In the entries that follow, how many lines contain the word "Dată"? Answer with the number only.

(Data extracted from a collection)
++++++++
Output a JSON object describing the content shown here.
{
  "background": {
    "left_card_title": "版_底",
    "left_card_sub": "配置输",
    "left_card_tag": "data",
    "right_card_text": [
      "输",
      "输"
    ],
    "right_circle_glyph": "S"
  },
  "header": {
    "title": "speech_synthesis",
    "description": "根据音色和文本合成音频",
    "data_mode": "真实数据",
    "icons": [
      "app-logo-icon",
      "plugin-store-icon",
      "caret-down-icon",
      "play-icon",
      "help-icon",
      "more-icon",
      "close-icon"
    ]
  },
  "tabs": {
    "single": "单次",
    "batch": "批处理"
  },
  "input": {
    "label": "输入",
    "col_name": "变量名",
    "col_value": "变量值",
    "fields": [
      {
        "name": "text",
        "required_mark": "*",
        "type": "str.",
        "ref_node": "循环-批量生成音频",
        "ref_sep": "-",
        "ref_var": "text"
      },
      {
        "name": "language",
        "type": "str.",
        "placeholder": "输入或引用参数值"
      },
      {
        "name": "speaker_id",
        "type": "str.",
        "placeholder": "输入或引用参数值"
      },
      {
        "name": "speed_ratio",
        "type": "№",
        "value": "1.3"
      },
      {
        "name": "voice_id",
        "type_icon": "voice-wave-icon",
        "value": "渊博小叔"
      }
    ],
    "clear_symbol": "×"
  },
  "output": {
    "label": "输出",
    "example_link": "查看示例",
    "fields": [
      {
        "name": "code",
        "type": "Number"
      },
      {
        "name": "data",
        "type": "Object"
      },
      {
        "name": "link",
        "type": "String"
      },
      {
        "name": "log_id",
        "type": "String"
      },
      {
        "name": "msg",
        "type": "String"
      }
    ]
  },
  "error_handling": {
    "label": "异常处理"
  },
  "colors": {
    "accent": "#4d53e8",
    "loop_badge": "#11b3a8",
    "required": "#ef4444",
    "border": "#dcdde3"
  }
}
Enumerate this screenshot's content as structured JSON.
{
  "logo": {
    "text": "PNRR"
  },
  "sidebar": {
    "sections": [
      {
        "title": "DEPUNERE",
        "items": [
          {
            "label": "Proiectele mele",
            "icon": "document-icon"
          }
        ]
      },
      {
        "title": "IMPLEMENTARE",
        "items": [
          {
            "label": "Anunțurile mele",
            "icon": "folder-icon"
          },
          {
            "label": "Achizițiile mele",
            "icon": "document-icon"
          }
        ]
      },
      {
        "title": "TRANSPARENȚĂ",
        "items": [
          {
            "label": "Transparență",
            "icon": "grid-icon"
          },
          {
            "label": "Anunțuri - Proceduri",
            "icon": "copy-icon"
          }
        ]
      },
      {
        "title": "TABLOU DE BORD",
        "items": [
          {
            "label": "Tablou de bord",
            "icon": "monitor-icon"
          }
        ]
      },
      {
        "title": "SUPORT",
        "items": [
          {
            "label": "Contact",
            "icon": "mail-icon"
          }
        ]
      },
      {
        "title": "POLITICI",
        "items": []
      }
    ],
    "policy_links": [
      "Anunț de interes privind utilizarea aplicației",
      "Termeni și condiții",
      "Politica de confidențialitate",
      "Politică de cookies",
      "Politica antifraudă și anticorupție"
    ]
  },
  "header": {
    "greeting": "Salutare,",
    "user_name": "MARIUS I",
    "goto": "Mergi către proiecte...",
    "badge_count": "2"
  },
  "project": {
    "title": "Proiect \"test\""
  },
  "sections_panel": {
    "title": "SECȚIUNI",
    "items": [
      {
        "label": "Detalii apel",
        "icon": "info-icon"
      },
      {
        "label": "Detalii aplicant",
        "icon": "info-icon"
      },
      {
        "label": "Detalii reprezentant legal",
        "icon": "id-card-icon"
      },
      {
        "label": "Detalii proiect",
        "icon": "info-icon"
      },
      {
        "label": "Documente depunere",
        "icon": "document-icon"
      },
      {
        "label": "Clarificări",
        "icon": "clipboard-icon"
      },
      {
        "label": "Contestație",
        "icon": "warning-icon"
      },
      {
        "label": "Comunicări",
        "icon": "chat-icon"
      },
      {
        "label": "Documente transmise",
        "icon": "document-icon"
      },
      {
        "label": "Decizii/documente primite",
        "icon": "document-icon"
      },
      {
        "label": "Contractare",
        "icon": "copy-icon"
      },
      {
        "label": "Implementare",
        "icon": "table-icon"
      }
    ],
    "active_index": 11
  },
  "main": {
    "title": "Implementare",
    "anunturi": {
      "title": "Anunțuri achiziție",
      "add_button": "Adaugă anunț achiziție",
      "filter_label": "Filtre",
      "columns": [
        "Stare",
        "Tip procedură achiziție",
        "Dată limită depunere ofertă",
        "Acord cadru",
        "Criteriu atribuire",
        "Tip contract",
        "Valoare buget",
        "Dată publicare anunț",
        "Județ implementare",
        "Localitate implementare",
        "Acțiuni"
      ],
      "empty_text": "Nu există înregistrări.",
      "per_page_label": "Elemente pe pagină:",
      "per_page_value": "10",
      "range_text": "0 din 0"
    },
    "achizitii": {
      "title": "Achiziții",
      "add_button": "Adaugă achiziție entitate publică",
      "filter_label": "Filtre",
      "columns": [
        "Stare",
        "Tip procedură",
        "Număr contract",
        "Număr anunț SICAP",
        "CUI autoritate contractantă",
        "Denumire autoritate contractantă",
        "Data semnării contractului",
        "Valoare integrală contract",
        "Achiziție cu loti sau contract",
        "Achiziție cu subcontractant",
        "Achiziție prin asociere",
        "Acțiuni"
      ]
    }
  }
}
++++++++
### ANSWER TO THE PROBLEM:
2